YOUR INSTRUCTIONS: Can you transcribe every record below exactly as it appears?

━━━ INFORMATION SUPPLIED ━━━

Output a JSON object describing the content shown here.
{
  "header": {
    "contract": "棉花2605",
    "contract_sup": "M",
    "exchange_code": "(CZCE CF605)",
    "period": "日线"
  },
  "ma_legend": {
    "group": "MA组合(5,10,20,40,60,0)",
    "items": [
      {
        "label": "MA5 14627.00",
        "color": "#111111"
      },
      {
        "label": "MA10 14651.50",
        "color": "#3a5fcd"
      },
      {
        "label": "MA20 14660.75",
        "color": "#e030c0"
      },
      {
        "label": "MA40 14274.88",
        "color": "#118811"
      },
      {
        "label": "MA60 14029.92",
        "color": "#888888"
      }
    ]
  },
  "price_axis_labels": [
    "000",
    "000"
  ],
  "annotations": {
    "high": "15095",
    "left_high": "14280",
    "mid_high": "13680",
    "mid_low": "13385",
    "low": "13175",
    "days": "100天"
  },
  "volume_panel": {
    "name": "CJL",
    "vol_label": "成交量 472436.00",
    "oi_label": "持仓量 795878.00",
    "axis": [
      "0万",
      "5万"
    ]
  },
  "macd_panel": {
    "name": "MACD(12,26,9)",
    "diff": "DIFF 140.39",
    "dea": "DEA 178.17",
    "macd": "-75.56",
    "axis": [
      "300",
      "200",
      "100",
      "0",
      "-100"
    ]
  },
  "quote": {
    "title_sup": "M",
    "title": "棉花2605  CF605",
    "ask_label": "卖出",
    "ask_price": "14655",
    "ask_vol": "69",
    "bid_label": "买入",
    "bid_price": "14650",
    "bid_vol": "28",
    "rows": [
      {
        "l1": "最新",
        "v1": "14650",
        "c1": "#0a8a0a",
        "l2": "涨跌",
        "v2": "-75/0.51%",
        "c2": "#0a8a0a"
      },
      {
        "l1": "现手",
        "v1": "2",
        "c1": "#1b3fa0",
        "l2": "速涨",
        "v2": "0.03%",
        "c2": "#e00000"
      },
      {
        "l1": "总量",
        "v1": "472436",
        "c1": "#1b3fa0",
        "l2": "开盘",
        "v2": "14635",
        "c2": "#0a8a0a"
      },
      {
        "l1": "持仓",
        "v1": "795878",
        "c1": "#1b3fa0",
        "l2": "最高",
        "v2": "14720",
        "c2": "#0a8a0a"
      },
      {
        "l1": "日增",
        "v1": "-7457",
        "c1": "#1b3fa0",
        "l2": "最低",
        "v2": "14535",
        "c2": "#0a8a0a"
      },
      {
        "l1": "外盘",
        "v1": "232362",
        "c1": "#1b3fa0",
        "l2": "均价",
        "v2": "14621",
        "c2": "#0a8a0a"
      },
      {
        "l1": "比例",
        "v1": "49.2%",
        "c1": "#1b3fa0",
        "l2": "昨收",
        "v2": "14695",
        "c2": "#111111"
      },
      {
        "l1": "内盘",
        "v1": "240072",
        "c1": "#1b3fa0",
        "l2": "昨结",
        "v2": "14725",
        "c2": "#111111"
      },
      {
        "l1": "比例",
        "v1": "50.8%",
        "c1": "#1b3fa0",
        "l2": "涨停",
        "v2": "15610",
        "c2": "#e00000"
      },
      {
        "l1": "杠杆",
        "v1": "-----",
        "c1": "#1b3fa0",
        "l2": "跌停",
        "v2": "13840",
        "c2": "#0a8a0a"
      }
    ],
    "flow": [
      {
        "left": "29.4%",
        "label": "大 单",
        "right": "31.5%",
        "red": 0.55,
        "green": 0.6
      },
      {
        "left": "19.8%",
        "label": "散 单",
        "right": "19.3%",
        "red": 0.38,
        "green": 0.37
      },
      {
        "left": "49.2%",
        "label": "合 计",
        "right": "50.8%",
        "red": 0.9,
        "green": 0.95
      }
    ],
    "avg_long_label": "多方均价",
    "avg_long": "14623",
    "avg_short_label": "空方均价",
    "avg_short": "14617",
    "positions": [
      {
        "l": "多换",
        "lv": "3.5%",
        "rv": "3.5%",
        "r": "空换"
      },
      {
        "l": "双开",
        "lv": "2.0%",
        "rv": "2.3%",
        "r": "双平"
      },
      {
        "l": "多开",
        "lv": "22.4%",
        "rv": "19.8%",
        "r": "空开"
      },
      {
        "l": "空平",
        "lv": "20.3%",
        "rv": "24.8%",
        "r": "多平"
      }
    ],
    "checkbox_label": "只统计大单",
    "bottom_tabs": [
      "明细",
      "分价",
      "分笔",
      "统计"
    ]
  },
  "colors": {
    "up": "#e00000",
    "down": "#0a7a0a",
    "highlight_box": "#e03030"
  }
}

━━━

WORKED SOLUTION:
Output a JSON object describing the content shown here.
{
  "header": {
    "contract": "棉花2605",
    "contract_sup": "M",
    "exchange_code": "(CZCE CF605)",
    "period": "日线"
  },
  "ma_legend": {
    "group": "MA组合(5,10,20,40,60,0)",
    "items": [
      {
        "label": "MA5 14627.00",
        "color": "#111111"
      },
      {
        "label": "MA10 14651.50",
        "color": "#3a5fcd"
      },
      {
        "label": "MA20 14660.75",
        "color": "#e030c0"
      },
      {
        "label": "MA40 14274.88",
        "color": "#118811"
      },
      {
        "label": "MA60 14029.92",
        "color": "#888888"
      }
    ]
  },
  "price_axis_labels": [
    "000",
    "000"
  ],
  "annotations": {
    "high": "15095",
    "left_high": "14280",
    "mid_high": "13680",
    "mid_low": "13385",
    "low": "13175",
    "days": "100天"
  },
  "volume_panel": {
    "name": "CJL",
    "vol_label": "成交量 472436.00",
    "oi_label": "持仓量 795878.00",
    "axis": [
      "0万",
      "5万"
    ]
  },
  "macd_panel": {
    "name": "MACD(12,26,9)",
    "diff": "DIFF 140.39",
    "dea": "DEA 178.17",
    "macd": "-75.56",
    "axis": [
      "300",
      "200",
      "100",
      "0",
      "-100"
    ]
  },
  "quote": {
    "title_sup": "M",
    "title": "棉花2605  CF605",
    "ask_label": "卖出",
    "ask_price": "14655",
    "ask_vol": "69",
    "bid_label": "买入",
    "bid_price": "14650",
    "bid_vol": "28",
    "rows": [
      {
        "l1": "最新",
        "v1": "14650",
        "c1": "#0a8a0a",
        "l2": "涨跌",
        "v2": "-75/0.51%",
        "c2": "#0a8a0a"
      },
      {
        "l1": "现手",
        "v1": "2",
        "c1": "#1b3fa0",
        "l2": "速涨",
        "v2": "0.03%",
        "c2": "#e00000"
      },
      {
        "l1": "总量",
        "v1": "472436",
        "c1": "#1b3fa0",
        "l2": "开盘",
        "v2": "14635",
        "c2": "#0a8a0a"
      },
      {
        "l1": "持仓",
        "v1": "795878",
        "c1": "#1b3fa0",
        "l2": "最高",
        "v2": "14720",
        "c2": "#0a8a0a"
      },
      {
        "l1": "日增",
        "v1": "-7457",
        "c1": "#1b3fa0",
        "l2": "最低",
        "v2": "14535",
        "c2": "#0a8a0a"
      },
      {
        "l1": "外盘",
        "v1": "232362",
        "c1": "#1b3fa0",
        "l2": "均价",
        "v2": "14621",
        "c2": "#0a8a0a"
      },
      {
        "l1": "比例",
        "v1": "49.2%",
        "c1": "#1b3fa0",
        "l2": "昨收",
        "v2": "14695",
        "c2": "#111111"
      },
      {
        "l1": "内盘",
        "v1": "240072",
        "c1": "#1b3fa0",
        "l2": "昨结",
        "v2": "14725",
        "c2": "#111111"
      },
      {
        "l1": "比例",
        "v1": "50.8%",
        "c1": "#1b3fa0",
        "l2": "涨停",
        "v2": "15610",
        "c2": "#e00000"
      },
      {
        "l1": "杠杆",
        "v1": "-----",
        "c1": "#1b3fa0",
        "l2": "跌停",
        "v2": "13840",
        "c2": "#0a8a0a"
      }
    ],
    "flow": [
      {
        "left": "29.4%",
        "label": "大 单",
        "right": "31.5%",
        "red": 0.55,
        "green": 0.6
      },
      {
        "left": "19.8%",
        "label": "散 单",
        "right": "19.3%",
        "red": 0.38,
        "green": 0.37
      },
      {
        "left": "49.2%",
        "label": "合 计",
        "right": "50.8%",
        "red": 0.9,
        "green": 0.95
      }
    ],
    "avg_long_label": "多方均价",
    "avg_long": "14623",
    "avg_short_label": "空方均价",
    "avg_short": "14617",
    "positions": [
      {
        "l": "多换",
        "lv": "3.5%",
        "rv": "3.5%",
        "r": "空换"
      },
      {
        "l": "双开",
        "lv": "2.0%",
        "rv": "2.3%",
        "r": "双平"
      },
      {
        "l": "多开",
        "lv": "22.4%",
        "rv": "19.8%",
        "r": "空开"
      },
      {
        "l": "空平",
        "lv": "20.3%",
        "rv": "24.8%",
        "r": "多平"
      }
    ],
    "checkbox_label": "只统计大单",
    "bottom_tabs": [
      "明细",
      "分价",
      "分笔",
      "统计"
    ]
  },
  "colors": {
    "up": "#e00000",
    "down": "#0a7a0a",
    "highlight_box": "#e03030"
  }
}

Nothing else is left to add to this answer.